▸ Stated problem:
Print the lines from the one containing "product: hand/body lotion bottle: To" through the one containing "banner: free-from claim xyxy=(100,80,720,129)", both ends included, reproducing each character for character with nothing else.

▸ Data entries:

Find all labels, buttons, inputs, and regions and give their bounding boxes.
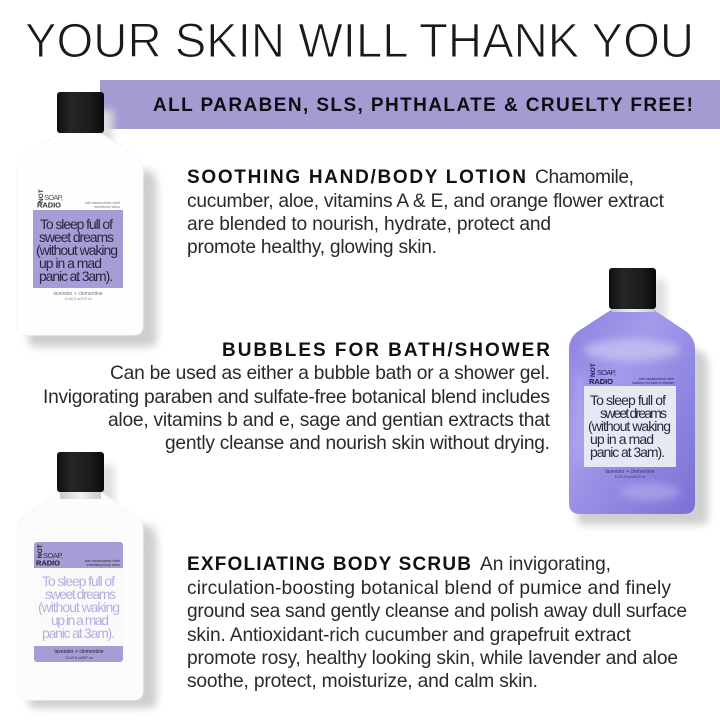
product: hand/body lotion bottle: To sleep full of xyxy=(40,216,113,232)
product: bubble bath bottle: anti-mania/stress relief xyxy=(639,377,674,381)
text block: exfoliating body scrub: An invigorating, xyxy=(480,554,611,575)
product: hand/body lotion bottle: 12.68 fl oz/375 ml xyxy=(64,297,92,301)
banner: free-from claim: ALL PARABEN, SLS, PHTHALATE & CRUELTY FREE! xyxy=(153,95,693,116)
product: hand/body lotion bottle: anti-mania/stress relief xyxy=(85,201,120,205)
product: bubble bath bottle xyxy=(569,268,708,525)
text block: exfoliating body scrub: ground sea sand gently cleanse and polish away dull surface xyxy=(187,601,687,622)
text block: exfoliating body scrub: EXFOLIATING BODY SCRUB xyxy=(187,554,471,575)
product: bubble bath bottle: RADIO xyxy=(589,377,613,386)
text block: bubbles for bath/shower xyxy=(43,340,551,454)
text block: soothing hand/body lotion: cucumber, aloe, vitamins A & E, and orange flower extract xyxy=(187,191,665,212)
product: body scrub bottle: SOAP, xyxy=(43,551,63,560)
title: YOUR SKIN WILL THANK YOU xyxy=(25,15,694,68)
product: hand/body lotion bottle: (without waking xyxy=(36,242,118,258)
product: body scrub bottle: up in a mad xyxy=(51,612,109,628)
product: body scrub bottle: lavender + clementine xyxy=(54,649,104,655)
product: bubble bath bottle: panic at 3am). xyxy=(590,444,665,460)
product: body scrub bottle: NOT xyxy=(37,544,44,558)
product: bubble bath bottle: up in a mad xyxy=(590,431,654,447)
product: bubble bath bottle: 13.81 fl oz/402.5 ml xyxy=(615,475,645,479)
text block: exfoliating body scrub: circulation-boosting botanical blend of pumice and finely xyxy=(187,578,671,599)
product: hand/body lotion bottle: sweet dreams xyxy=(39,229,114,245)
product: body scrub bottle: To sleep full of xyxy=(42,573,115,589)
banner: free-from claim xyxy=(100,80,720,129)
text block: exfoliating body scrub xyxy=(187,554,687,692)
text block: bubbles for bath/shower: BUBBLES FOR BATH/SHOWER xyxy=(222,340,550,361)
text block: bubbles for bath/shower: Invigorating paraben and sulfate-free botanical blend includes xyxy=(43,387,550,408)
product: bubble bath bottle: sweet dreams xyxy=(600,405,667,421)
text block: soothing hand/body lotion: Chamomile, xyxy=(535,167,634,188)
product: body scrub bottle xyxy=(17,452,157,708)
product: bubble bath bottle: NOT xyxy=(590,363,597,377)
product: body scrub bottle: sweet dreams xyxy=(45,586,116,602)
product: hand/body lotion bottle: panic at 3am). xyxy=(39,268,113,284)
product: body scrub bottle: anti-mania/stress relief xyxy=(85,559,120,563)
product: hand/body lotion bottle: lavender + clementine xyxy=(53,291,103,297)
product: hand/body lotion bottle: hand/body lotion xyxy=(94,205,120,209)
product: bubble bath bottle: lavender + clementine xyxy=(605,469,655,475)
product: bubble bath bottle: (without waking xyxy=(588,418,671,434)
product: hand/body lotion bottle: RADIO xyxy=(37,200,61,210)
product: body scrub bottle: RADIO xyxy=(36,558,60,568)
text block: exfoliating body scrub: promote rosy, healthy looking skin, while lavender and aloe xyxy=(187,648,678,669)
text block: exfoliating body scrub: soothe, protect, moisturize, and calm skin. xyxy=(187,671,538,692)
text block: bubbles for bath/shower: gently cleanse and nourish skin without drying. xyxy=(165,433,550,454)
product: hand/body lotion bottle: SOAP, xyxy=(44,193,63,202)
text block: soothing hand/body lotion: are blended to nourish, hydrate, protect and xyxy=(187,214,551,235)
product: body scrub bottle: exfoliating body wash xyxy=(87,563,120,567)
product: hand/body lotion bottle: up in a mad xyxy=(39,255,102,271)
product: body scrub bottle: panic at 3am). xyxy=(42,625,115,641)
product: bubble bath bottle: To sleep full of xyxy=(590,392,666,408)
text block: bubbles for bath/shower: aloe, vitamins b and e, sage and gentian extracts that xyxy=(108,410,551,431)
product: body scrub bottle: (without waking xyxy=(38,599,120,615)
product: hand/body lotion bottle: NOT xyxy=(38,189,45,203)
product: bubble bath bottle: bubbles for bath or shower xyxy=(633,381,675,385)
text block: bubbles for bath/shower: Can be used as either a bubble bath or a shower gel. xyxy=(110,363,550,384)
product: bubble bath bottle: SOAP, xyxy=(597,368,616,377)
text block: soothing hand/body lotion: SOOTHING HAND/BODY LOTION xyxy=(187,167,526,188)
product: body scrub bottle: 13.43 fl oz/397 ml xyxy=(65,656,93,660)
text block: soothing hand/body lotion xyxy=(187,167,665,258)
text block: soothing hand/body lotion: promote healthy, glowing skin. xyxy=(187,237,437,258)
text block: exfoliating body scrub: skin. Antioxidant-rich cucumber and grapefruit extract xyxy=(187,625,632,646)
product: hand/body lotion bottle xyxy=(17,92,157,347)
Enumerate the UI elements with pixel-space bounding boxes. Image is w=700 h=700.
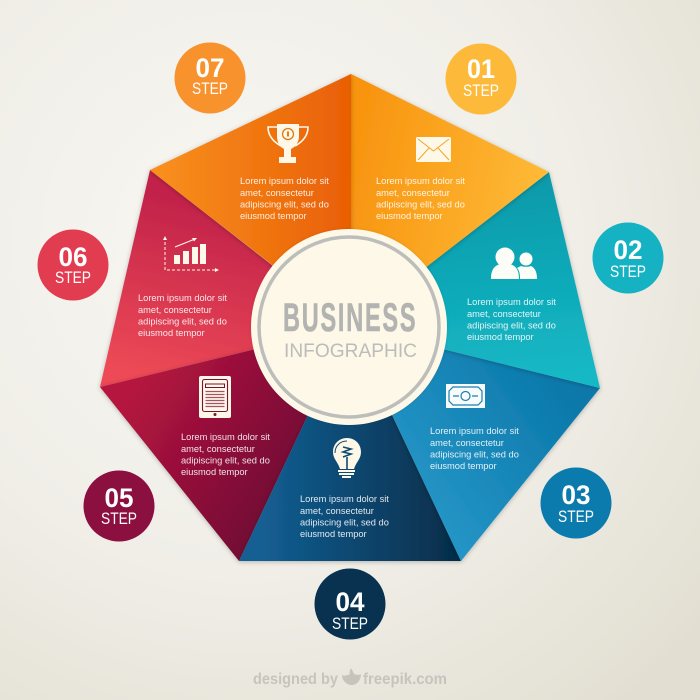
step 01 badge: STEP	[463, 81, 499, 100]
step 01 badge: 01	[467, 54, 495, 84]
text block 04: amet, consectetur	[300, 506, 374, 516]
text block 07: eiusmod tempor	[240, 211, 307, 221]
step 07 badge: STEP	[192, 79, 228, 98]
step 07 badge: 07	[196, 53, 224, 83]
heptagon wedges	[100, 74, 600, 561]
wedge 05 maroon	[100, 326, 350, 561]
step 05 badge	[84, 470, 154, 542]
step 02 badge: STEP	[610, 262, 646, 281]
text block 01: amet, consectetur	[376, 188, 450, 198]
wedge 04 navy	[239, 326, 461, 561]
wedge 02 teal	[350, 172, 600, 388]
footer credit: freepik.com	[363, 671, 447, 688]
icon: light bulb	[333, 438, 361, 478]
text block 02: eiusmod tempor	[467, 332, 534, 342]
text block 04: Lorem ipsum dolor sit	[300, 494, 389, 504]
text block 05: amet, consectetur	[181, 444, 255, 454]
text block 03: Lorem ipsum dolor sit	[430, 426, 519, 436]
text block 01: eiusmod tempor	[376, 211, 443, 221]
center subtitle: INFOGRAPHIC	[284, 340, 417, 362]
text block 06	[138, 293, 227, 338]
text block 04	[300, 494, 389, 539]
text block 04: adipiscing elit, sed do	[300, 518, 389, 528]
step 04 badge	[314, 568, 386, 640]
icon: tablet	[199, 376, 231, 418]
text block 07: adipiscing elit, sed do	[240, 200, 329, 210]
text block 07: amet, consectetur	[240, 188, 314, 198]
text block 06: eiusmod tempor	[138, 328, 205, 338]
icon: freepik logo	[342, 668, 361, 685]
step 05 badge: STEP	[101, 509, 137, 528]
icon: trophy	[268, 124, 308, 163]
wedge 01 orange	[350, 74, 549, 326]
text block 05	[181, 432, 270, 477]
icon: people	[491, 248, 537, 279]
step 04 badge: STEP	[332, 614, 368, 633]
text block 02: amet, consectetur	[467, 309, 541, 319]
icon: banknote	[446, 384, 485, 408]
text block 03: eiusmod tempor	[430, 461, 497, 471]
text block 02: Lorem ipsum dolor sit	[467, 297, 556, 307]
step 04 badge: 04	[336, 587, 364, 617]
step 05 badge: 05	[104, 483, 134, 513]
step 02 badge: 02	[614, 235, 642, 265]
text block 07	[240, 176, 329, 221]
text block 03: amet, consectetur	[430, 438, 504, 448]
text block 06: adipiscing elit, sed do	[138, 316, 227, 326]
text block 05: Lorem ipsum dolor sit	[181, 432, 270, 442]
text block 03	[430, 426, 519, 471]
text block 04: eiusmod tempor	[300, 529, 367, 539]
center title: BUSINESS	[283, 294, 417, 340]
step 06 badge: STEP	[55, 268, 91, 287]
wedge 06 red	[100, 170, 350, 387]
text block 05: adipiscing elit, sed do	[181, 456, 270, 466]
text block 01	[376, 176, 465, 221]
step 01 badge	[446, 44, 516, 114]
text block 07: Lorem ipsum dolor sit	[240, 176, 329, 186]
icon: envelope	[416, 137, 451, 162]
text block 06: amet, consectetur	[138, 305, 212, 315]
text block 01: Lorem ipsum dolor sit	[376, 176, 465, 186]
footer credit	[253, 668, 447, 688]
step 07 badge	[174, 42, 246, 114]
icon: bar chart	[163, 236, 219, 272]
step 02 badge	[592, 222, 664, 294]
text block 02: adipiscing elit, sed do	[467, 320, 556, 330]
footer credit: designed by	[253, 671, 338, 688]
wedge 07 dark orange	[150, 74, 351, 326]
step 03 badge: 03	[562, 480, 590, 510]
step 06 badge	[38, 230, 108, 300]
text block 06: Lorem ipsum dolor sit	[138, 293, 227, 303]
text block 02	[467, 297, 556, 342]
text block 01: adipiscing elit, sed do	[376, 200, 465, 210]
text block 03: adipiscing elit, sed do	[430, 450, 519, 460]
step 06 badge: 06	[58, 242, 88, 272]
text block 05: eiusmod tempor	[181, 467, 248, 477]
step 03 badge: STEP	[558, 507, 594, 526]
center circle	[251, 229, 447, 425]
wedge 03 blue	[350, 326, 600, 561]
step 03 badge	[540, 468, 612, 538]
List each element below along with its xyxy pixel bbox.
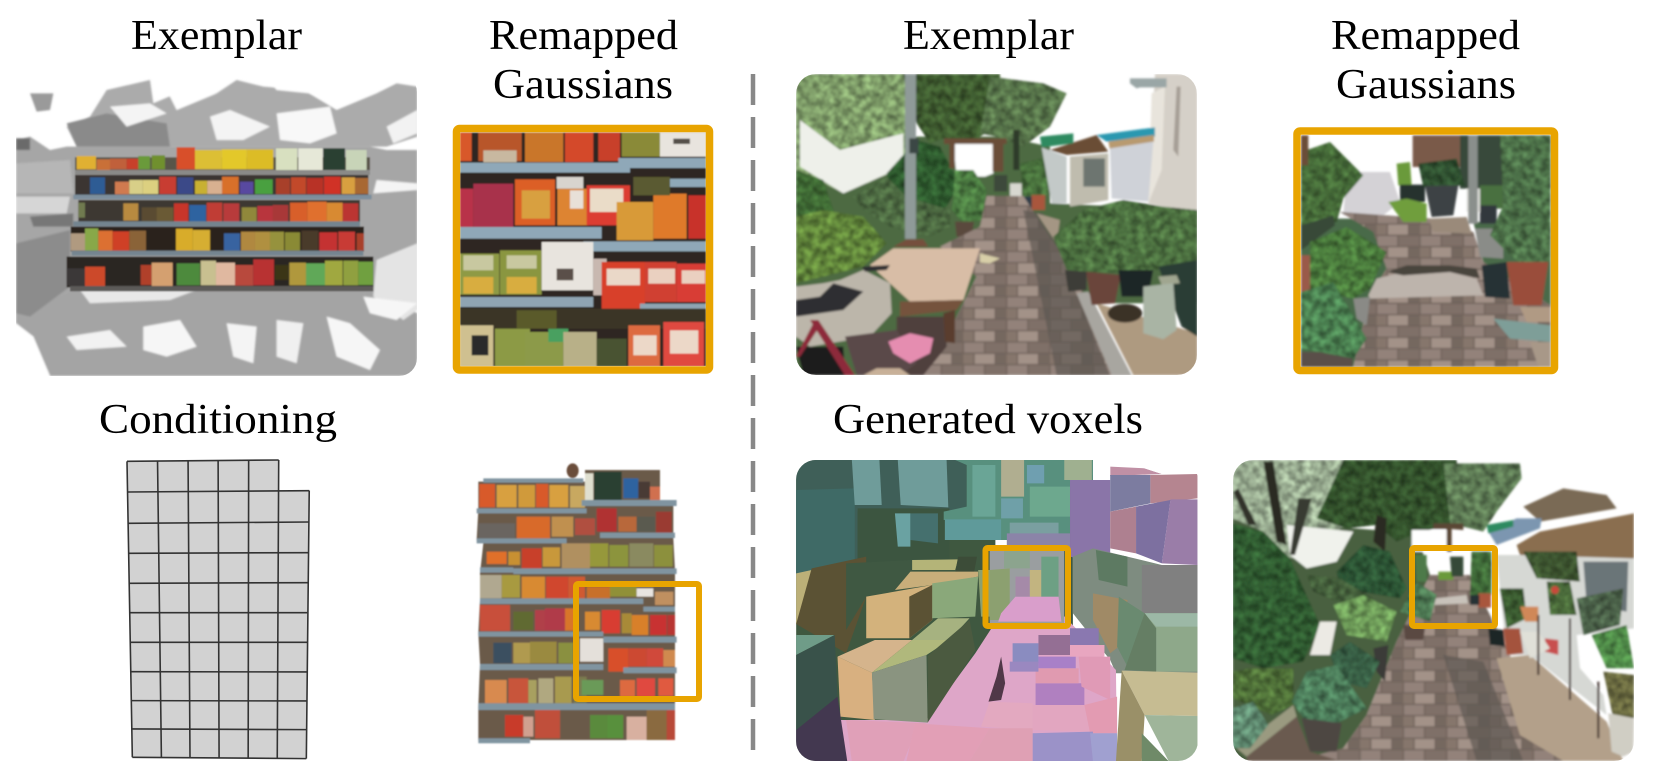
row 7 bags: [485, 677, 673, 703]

▸ Exercise answer:
product: hand/body lotion bottle: To sleep full of xyxy=(40,216,113,232)
product: bubble bath bottle: anti-mania/stress relief xyxy=(639,377,674,381)
text block: exfoliating body scrub: An invigorating, xyxy=(480,554,611,575)
product: hand/body lotion bottle: 12.68 fl oz/375 ml xyxy=(64,297,92,301)
banner: free-from claim: ALL PARABEN, SLS, PHTHALATE & CRUELTY FREE! xyxy=(153,95,693,116)
product: hand/body lotion bottle: anti-mania/stress relief xyxy=(85,201,120,205)
product: bubble bath bottle xyxy=(569,268,708,525)
text block: exfoliating body scrub: ground sea sand gently cleanse and polish away dull surface xyxy=(187,601,687,622)
text block: exfoliating body scrub: EXFOLIATING BODY SCRUB xyxy=(187,554,471,575)
product: bubble bath bottle: RADIO xyxy=(589,377,613,386)
text block: bubbles for bath/shower xyxy=(43,340,551,454)
text block: soothing hand/body lotion: cucumber, aloe, vitamins A & E, and orange flower extract xyxy=(187,191,665,212)
product: body scrub bottle: SOAP, xyxy=(43,551,63,560)
title: YOUR SKIN WILL THANK YOU xyxy=(25,15,694,68)
product: hand/body lotion bottle: (without waking xyxy=(36,242,118,258)
product: body scrub bottle: up in a mad xyxy=(51,612,109,628)
product: body scrub bottle: lavender + clementine xyxy=(54,649,104,655)
product: bubble bath bottle: panic at 3am). xyxy=(590,444,665,460)
product: body scrub bottle: NOT xyxy=(37,544,44,558)
product: bubble bath bottle: up in a mad xyxy=(590,431,654,447)
product: bubble bath bottle: 13.81 fl oz/402.5 ml xyxy=(615,475,645,479)
text block: exfoliating body scrub: circulation-boosting botanical blend of pumice and finely xyxy=(187,578,671,599)
product: hand/body lotion bottle: sweet dreams xyxy=(39,229,114,245)
product: body scrub bottle: To sleep full of xyxy=(42,573,115,589)
banner: free-from claim xyxy=(100,80,720,129)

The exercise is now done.